Aim of the exercise.
Separate out the lines that hold "людини".

+++ Excerpted records

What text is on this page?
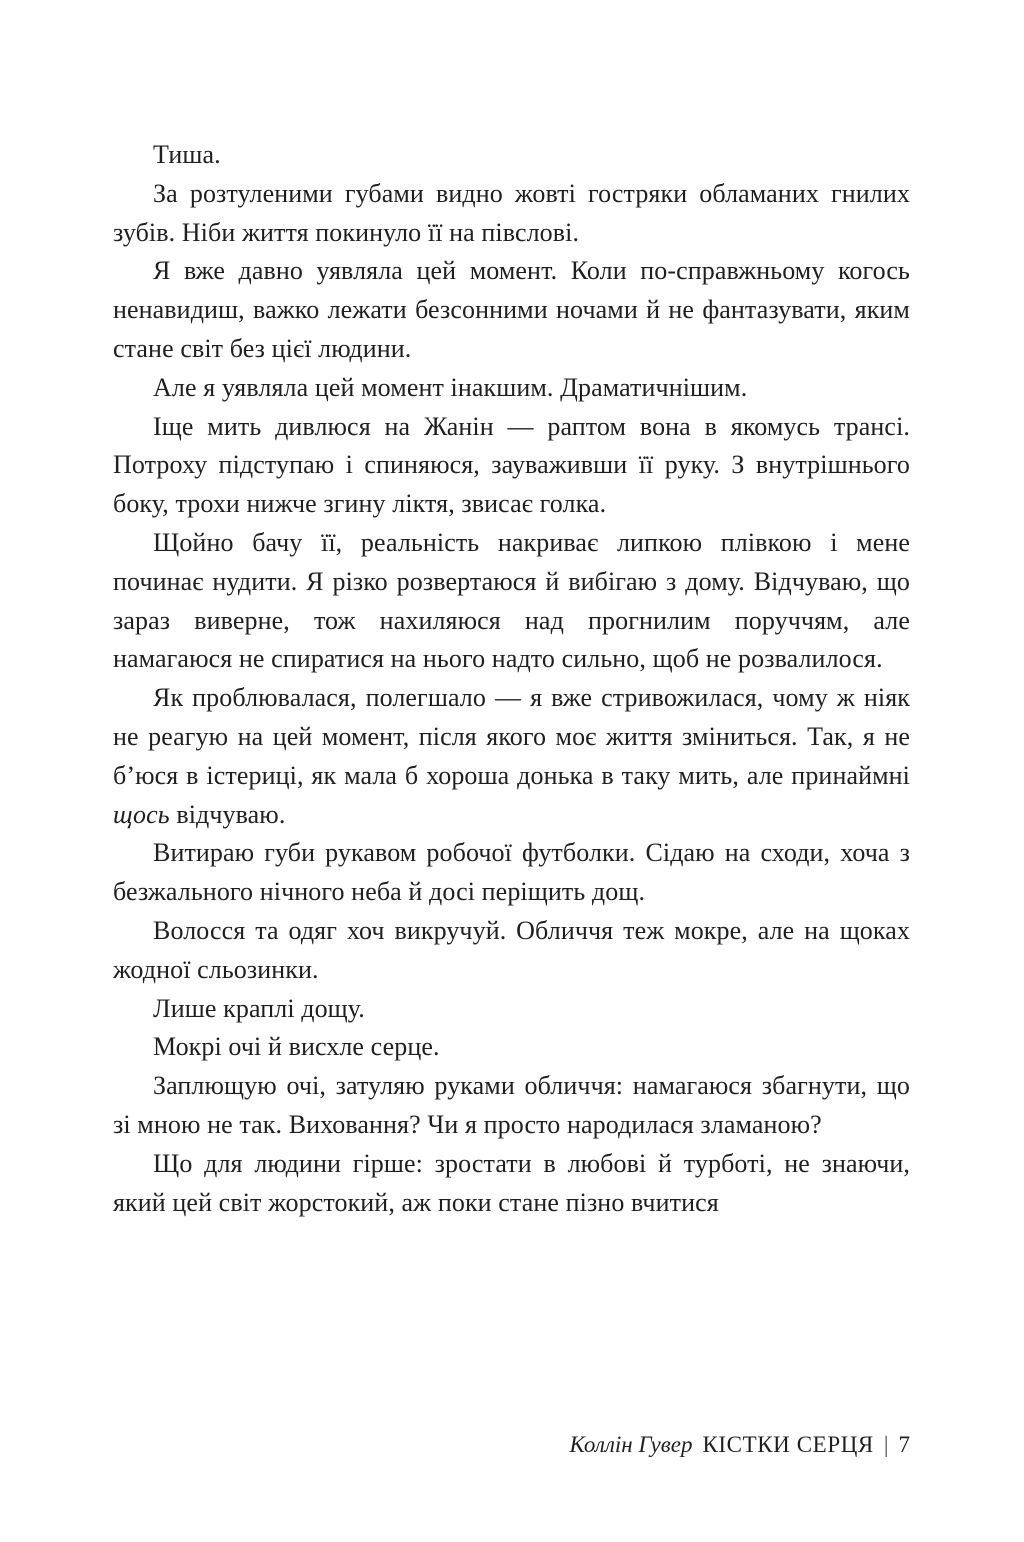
Тиша.

За розтуленими губами видно жовті гостряки обламаних гнилих зубів. Ніби життя покинуло її на півслові.

Я вже давно уявляла цей момент. Коли по-справжньому когось ненавидиш, важко лежати безсонними ночами й не фантазувати, яким стане світ без цієї людини.

Але я уявляла цей момент інакшим. Драматичнішим.

Іще мить дивлюся на Жанін — раптом вона в якомусь трансі. Потроху підступаю і спиняюся, зауваживши її руку. З внутрішнього боку, трохи нижче згину ліктя, звисає голка.

Щойно бачу її, реальність накриває липкою плівкою і мене починає нудити. Я різко розвертаюся й вибігаю з дому. Відчуваю, що зараз виверне, тож нахиляюся над прогнилим поруччям, але намагаюся не спиратися на нього надто сильно, щоб не розвалилося.

Як проблювалася, полегшало — я вже стривожилася, чому ж ніяк не реагую на цей момент, після якого моє життя зміниться. Так, я не б’юся в істериці, як мала б хороша донька в таку мить, але принаймні щось відчуваю.

Витираю губи рукавом робочої футболки. Сідаю на сходи, хоча з безжального нічного неба й досі періщить дощ.

Волосся та одяг хоч викручуй. Обличчя теж мокре, але на щоках жодної сльозинки.

Лише краплі дощу.

Мокрі очі й висхле серце.

Заплющую очі, затуляю руками обличчя: намагаюся збагнути, що зі мною не так. Виховання? Чи я просто народилася зламаною?

Що для людини гірше: зростати в любові й турботі, не знаючи, який цей світ жорстокий, аж поки стане пізно вчитися

Коллін Гувер КІСТКИ СЕРЦЯ | 7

++++++

Result for this exercise.
Я вже давно уявляла цей момент. Коли по-справжньому когось ненавидиш, важко лежати безсонними ночами й не фантазувати, яким стане світ без цієї людини.
Що для людини гірше: зростати в любові й турботі, не знаючи, який цей світ жорстокий, аж поки стане пізно вчитися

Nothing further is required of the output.